Stored dataset items:
** START **
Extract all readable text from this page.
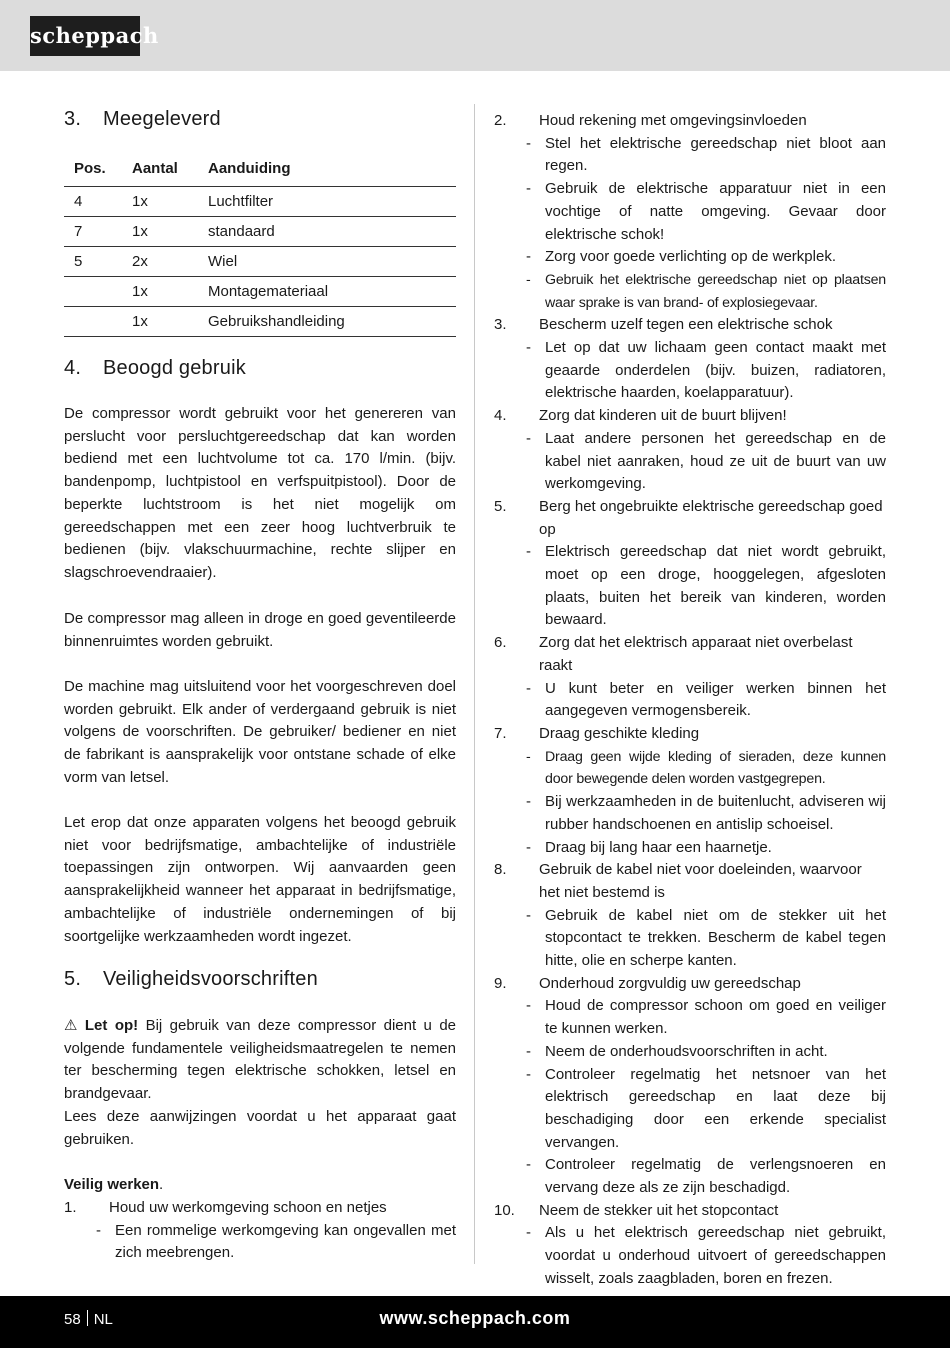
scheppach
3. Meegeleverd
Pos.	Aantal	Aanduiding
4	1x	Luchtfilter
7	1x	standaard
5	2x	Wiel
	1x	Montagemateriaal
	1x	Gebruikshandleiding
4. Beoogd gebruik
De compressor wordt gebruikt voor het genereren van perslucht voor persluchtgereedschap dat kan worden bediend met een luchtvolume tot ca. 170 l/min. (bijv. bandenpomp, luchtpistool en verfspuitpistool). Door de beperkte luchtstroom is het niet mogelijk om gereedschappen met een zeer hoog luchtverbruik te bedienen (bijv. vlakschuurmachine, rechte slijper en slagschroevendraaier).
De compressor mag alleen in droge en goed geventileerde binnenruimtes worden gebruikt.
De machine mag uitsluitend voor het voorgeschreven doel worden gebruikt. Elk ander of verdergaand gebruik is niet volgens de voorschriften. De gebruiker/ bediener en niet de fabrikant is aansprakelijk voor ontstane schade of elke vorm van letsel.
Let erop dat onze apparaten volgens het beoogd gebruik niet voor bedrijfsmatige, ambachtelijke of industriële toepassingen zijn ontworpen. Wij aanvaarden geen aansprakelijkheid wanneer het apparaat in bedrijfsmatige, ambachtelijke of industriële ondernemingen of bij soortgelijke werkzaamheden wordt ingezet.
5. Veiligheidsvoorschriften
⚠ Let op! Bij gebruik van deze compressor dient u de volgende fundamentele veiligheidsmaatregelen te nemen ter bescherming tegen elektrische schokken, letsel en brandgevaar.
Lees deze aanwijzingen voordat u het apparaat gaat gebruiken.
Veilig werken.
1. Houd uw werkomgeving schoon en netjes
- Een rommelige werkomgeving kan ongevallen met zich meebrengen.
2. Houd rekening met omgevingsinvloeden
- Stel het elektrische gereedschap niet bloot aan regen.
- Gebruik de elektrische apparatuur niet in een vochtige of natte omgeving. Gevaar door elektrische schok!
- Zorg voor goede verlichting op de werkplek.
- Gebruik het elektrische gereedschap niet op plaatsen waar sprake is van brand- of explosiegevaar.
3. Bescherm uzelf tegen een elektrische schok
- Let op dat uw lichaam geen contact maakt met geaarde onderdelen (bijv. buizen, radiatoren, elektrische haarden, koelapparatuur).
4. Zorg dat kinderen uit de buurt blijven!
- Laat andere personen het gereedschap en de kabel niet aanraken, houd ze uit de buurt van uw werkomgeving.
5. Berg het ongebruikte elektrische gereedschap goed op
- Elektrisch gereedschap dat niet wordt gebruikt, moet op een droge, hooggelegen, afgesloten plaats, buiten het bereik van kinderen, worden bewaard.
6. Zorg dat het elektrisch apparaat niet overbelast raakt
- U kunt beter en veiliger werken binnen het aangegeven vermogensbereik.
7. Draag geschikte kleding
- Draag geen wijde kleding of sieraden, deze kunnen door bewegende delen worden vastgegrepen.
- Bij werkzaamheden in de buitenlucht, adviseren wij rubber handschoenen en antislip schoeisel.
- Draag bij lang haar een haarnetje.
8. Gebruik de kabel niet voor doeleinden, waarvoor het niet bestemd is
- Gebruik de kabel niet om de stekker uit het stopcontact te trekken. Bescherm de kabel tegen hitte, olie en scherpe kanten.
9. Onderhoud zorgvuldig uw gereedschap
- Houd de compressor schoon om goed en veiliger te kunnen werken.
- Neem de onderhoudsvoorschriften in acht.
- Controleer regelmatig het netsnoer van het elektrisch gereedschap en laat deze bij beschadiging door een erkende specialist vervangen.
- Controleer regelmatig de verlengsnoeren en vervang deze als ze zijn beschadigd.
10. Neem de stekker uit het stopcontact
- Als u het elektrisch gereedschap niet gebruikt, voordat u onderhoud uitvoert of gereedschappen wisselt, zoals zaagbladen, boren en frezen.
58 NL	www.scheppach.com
** END **
_YOUR GOAL:_
Extract all lines that hold the word "letsel".

_FINISHED TASK:_
De machine mag uitsluitend voor het voorgeschreven doel worden gebruikt. Elk ander of verdergaand gebruik is niet volgens de voorschriften. De gebruiker/ bediener en niet de fabrikant is aansprakelijk voor ontstane schade of elke vorm van letsel.
⚠ Let op! Bij gebruik van deze compressor dient u de volgende fundamentele veiligheidsmaatregelen te nemen ter bescherming tegen elektrische schokken, letsel en brandgevaar.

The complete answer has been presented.